## Source passage
If it were just the discreetly marketed magazine, calendar, or DVD where such images were available, it would be a slightly lesser deal (though no less bothersome for many). But the pervasiveness of rap videos stringing together shot after shot of such women shaking what their mommas gave them became too much to ignore. Having a scantily clad honey or six in the video became de rigueur, just like shots of the entourage making gang signs and rented luxury cars. Such images all but drowned out any other representation of women in rap videos, especially considering the relative paucity of female rappers that can command big budgets for videos (and the even skimpier number of women directing videos, developing artists’ marketing plans, or deciding what gets added to the TV rotation and what doesn’t). Of course, the fact that these videos often illustrate songs that refer to women as “bitches” and “hos” hardly helps matters.
It got so bad that BET, the network that relies on black pop videos for much of its programming, relegated the raunchiest of them to BET Uncut, airing at 3AM away from the reach of the youngest, most impressionable minds (at least, those such minds without VCRs or Tivo). One of the most notorious Uncut favorites was Nelly’s “Tip Drill” video, which featured various shots of men swiping credit cards down a woman’s butt crack. Needless to say, folks felt emboldened by the cordoning-off of territory for soft-core porn with a funky beat, and started making videos specifically for broadcast on Uncut.

## Task brief
For each statement, say yes or no to whether it agrees with the passage on rap videos, and quote the words of the passage that decide it. (a) BET aired the raunchiest videos on BET Uncut at 3AM. (b) Female rappers who can command big budgets for videos are plentiful. (c) Nelly's "Tip Drill" video was one of the most notorious Uncut favorites.

## Stored entries
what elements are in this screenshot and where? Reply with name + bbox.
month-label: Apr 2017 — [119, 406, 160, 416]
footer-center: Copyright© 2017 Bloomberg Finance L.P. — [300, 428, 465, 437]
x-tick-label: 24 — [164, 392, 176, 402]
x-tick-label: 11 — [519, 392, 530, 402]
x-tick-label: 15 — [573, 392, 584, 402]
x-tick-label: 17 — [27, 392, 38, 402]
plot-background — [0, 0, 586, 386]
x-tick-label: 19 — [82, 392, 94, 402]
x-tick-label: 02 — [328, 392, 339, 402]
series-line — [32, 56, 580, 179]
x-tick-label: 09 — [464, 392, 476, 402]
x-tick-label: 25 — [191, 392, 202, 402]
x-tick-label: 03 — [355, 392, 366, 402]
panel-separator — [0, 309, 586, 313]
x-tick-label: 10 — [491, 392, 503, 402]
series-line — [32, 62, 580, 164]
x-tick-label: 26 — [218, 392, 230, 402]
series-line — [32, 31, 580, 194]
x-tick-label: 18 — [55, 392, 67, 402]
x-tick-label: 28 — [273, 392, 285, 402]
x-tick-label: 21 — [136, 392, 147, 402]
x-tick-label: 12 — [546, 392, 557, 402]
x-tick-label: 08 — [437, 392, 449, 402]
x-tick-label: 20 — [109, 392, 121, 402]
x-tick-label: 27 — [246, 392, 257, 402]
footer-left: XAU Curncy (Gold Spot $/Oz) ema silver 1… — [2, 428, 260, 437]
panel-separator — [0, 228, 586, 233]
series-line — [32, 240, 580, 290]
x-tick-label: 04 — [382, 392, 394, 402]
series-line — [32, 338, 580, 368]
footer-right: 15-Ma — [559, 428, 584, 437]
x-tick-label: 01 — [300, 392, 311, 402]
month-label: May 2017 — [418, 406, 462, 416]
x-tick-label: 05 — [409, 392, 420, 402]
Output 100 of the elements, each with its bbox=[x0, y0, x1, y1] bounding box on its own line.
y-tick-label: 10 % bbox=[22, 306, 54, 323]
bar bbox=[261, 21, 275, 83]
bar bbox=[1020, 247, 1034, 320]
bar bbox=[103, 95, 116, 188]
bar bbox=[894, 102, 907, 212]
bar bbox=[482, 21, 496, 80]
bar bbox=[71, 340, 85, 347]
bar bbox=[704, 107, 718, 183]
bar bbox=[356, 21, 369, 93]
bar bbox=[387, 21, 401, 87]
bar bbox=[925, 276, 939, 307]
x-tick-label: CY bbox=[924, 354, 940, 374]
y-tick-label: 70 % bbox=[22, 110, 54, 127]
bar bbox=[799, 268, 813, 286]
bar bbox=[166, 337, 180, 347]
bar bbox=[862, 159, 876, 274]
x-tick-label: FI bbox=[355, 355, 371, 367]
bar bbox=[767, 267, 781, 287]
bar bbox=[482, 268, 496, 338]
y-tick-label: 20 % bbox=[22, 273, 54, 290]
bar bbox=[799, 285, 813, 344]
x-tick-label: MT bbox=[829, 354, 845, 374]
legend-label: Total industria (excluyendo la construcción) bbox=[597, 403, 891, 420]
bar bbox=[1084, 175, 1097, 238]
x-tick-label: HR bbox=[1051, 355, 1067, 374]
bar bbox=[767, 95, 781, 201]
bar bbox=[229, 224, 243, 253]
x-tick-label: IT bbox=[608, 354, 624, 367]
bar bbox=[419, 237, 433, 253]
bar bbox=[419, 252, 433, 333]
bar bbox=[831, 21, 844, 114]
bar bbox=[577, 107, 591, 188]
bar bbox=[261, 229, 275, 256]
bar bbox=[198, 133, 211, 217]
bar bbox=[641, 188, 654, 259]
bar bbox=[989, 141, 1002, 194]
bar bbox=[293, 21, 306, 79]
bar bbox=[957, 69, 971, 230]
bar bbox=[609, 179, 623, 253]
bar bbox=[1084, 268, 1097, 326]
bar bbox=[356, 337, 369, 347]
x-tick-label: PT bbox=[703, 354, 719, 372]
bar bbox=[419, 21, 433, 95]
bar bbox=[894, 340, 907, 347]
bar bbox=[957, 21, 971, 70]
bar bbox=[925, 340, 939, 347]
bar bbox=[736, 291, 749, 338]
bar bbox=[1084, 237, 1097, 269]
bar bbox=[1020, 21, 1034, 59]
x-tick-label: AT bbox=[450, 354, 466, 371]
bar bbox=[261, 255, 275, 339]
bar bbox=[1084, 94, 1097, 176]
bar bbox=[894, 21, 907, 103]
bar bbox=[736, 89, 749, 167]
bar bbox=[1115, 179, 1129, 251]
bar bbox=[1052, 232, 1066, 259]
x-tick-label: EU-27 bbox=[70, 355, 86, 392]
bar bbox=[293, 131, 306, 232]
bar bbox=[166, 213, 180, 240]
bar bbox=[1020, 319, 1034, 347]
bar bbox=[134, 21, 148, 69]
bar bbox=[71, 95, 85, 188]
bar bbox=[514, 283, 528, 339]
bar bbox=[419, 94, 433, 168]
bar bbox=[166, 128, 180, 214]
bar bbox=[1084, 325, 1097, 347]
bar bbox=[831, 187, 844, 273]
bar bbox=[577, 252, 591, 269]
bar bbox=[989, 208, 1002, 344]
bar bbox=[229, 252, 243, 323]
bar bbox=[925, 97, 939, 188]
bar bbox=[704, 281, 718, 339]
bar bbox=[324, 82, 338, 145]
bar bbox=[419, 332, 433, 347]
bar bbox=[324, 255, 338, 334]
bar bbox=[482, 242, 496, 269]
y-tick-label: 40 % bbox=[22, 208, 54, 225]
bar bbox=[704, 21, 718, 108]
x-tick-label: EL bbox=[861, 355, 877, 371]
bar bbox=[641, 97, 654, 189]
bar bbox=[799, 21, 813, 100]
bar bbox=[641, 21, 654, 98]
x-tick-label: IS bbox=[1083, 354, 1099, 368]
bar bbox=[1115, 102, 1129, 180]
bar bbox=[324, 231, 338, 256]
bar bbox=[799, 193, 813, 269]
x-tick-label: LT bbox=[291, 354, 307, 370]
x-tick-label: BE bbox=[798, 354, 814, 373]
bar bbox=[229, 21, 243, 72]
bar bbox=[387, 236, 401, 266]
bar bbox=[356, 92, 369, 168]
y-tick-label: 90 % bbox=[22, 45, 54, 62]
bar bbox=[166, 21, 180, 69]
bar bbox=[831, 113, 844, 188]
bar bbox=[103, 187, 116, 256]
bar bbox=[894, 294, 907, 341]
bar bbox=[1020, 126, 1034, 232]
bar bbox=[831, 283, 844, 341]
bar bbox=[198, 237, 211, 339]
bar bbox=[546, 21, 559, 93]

## Response
(a) Yes: "relegated the raunchiest of them to BET Uncut, airing at 3AM"
(b) No: "the relative paucity of female rappers that can command big budgets for videos"
(c) Yes: "One of the most notorious Uncut favorites was Nelly’s “Tip Drill” video"